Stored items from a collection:
----

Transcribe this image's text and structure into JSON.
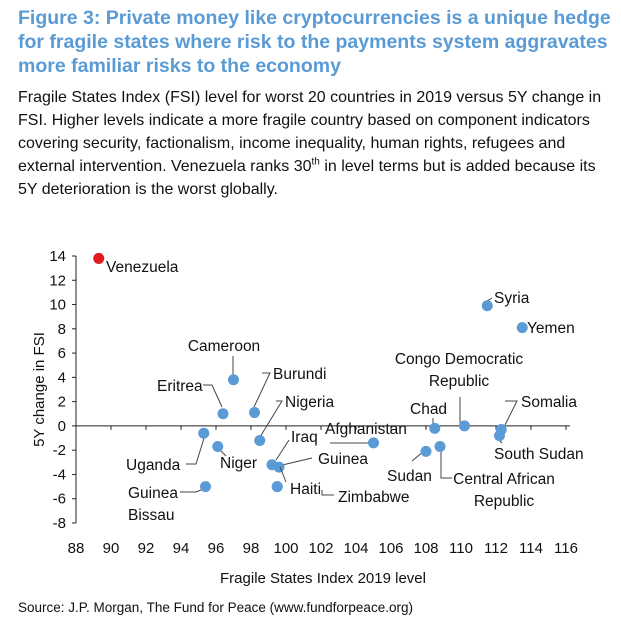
{
  "figure": {
    "title": "Figure 3: Private money like cryptocurrencies is a unique hedge for fragile states where risk to the payments system aggravates more familiar risks to the economy",
    "desc_pre": "Fragile States Index (FSI) level for worst 20 countries in 2019 versus 5Y change in FSI. Higher levels indicate a more fragile country based on component indicators covering security, factionalism, income inequality, human rights, refugees and external intervention. Venezuela ranks 30",
    "desc_sup": "th",
    "desc_post": " in level terms but is added because its 5Y deterioration is the worst globally.",
    "source": "Source: J.P. Morgan, The Fund for Peace (www.fundforpeace.org)"
  },
  "chart_data": {
    "type": "scatter",
    "xlabel": "Fragile States Index 2019 level",
    "ylabel": "5Y change in FSI",
    "xlim": [
      88,
      116
    ],
    "ylim": [
      -8,
      14
    ],
    "xticks": [
      88,
      90,
      92,
      94,
      96,
      98,
      100,
      102,
      104,
      106,
      108,
      110,
      112,
      114,
      116
    ],
    "yticks": [
      14,
      12,
      10,
      8,
      6,
      4,
      2,
      0,
      -2,
      -4,
      -6,
      -8
    ],
    "colors": {
      "default": "#5b9bd5",
      "highlight": "#e31a1c"
    },
    "points": [
      {
        "name": "Venezuela",
        "label": [
          "Venezuela"
        ],
        "x": 89.3,
        "y": 13.8,
        "highlight": true
      },
      {
        "name": "Syria",
        "label": [
          "Syria"
        ],
        "x": 111.5,
        "y": 9.9
      },
      {
        "name": "Yemen",
        "label": [
          "Yemen"
        ],
        "x": 113.5,
        "y": 8.1
      },
      {
        "name": "Cameroon",
        "label": [
          "Cameroon"
        ],
        "x": 97.0,
        "y": 3.8
      },
      {
        "name": "Eritrea",
        "label": [
          "Eritrea"
        ],
        "x": 96.4,
        "y": 1.0
      },
      {
        "name": "Burundi",
        "label": [
          "Burundi"
        ],
        "x": 98.2,
        "y": 1.1
      },
      {
        "name": "Nigeria",
        "label": [
          "Nigeria"
        ],
        "x": 98.5,
        "y": -1.2
      },
      {
        "name": "Congo Democratic Republic",
        "label": [
          "Congo Democratic",
          "Republic"
        ],
        "x": 110.2,
        "y": 0.0
      },
      {
        "name": "Chad",
        "label": [
          "Chad"
        ],
        "x": 108.5,
        "y": -0.2
      },
      {
        "name": "Somalia",
        "label": [
          "Somalia"
        ],
        "x": 112.3,
        "y": -0.3
      },
      {
        "name": "South Sudan",
        "label": [
          "South Sudan"
        ],
        "x": 112.2,
        "y": -0.8
      },
      {
        "name": "Afghanistan",
        "label": [
          "Afghanistan"
        ],
        "x": 105.0,
        "y": -1.4
      },
      {
        "name": "Iraq",
        "label": [
          "Iraq"
        ],
        "x": 99.2,
        "y": -3.2
      },
      {
        "name": "Guinea",
        "label": [
          "Guinea"
        ],
        "x": 99.6,
        "y": -3.4
      },
      {
        "name": "Uganda",
        "label": [
          "Uganda"
        ],
        "x": 95.3,
        "y": -0.6
      },
      {
        "name": "Niger",
        "label": [
          "Niger"
        ],
        "x": 96.1,
        "y": -1.7
      },
      {
        "name": "Sudan",
        "label": [
          "Sudan"
        ],
        "x": 108.0,
        "y": -2.1
      },
      {
        "name": "Central African Republic",
        "label": [
          "Central African",
          "Republic"
        ],
        "x": 108.8,
        "y": -1.7
      },
      {
        "name": "Haiti",
        "label": [
          "Haiti"
        ],
        "x": 99.5,
        "y": -5.0
      },
      {
        "name": "Zimbabwe",
        "label": [
          "Zimbabwe"
        ],
        "x": 99.5,
        "y": -5.0
      },
      {
        "name": "Guinea Bissau",
        "label": [
          "Guinea",
          "Bissau"
        ],
        "x": 95.4,
        "y": -5.0
      }
    ]
  }
}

----

§ Work to complete
Omit all pictures while transcribing the entries verbatim.

§ Answer to this problem
Transcribe this image's text and structure into JSON.
{
  "figure": {
    "title": "Figure 3: Private money like cryptocurrencies is a unique hedge for fragile states where risk to the payments system aggravates more familiar risks to the economy",
    "desc_pre": "Fragile States Index (FSI) level for worst 20 countries in 2019 versus 5Y change in FSI. Higher levels indicate a more fragile country based on component indicators covering security, factionalism, income inequality, human rights, refugees and external intervention. Venezuela ranks 30",
    "desc_sup": "th",
    "desc_post": " in level terms but is added because its 5Y deterioration is the worst globally.",
    "source": "Source: J.P. Morgan, The Fund for Peace (www.fundforpeace.org)"
  },
  "chart_data": {
    "type": "scatter",
    "xlabel": "Fragile States Index 2019 level",
    "ylabel": "5Y change in FSI",
    "xlim": [
      88,
      116
    ],
    "ylim": [
      -8,
      14
    ],
    "xticks": [
      88,
      90,
      92,
      94,
      96,
      98,
      100,
      102,
      104,
      106,
      108,
      110,
      112,
      114,
      116
    ],
    "yticks": [
      14,
      12,
      10,
      8,
      6,
      4,
      2,
      0,
      -2,
      -4,
      -6,
      -8
    ],
    "colors": {
      "default": "#5b9bd5",
      "highlight": "#e31a1c"
    },
    "points": [
      {
        "name": "Venezuela",
        "label": [
          "Venezuela"
        ],
        "x": 89.3,
        "y": 13.8,
        "highlight": true
      },
      {
        "name": "Syria",
        "label": [
          "Syria"
        ],
        "x": 111.5,
        "y": 9.9
      },
      {
        "name": "Yemen",
        "label": [
          "Yemen"
        ],
        "x": 113.5,
        "y": 8.1
      },
      {
        "name": "Cameroon",
        "label": [
          "Cameroon"
        ],
        "x": 97.0,
        "y": 3.8
      },
      {
        "name": "Eritrea",
        "label": [
          "Eritrea"
        ],
        "x": 96.4,
        "y": 1.0
      },
      {
        "name": "Burundi",
        "label": [
          "Burundi"
        ],
        "x": 98.2,
        "y": 1.1
      },
      {
        "name": "Nigeria",
        "label": [
          "Nigeria"
        ],
        "x": 98.5,
        "y": -1.2
      },
      {
        "name": "Congo Democratic Republic",
        "label": [
          "Congo Democratic",
          "Republic"
        ],
        "x": 110.2,
        "y": 0.0
      },
      {
        "name": "Chad",
        "label": [
          "Chad"
        ],
        "x": 108.5,
        "y": -0.2
      },
      {
        "name": "Somalia",
        "label": [
          "Somalia"
        ],
        "x": 112.3,
        "y": -0.3
      },
      {
        "name": "South Sudan",
        "label": [
          "South Sudan"
        ],
        "x": 112.2,
        "y": -0.8
      },
      {
        "name": "Afghanistan",
        "label": [
          "Afghanistan"
        ],
        "x": 105.0,
        "y": -1.4
      },
      {
        "name": "Iraq",
        "label": [
          "Iraq"
        ],
        "x": 99.2,
        "y": -3.2
      },
      {
        "name": "Guinea",
        "label": [
          "Guinea"
        ],
        "x": 99.6,
        "y": -3.4
      },
      {
        "name": "Uganda",
        "label": [
          "Uganda"
        ],
        "x": 95.3,
        "y": -0.6
      },
      {
        "name": "Niger",
        "label": [
          "Niger"
        ],
        "x": 96.1,
        "y": -1.7
      },
      {
        "name": "Sudan",
        "label": [
          "Sudan"
        ],
        "x": 108.0,
        "y": -2.1
      },
      {
        "name": "Central African Republic",
        "label": [
          "Central African",
          "Republic"
        ],
        "x": 108.8,
        "y": -1.7
      },
      {
        "name": "Haiti",
        "label": [
          "Haiti"
        ],
        "x": 99.5,
        "y": -5.0
      },
      {
        "name": "Zimbabwe",
        "label": [
          "Zimbabwe"
        ],
        "x": 99.5,
        "y": -5.0
      },
      {
        "name": "Guinea Bissau",
        "label": [
          "Guinea",
          "Bissau"
        ],
        "x": 95.4,
        "y": -5.0
      }
    ]
  }
}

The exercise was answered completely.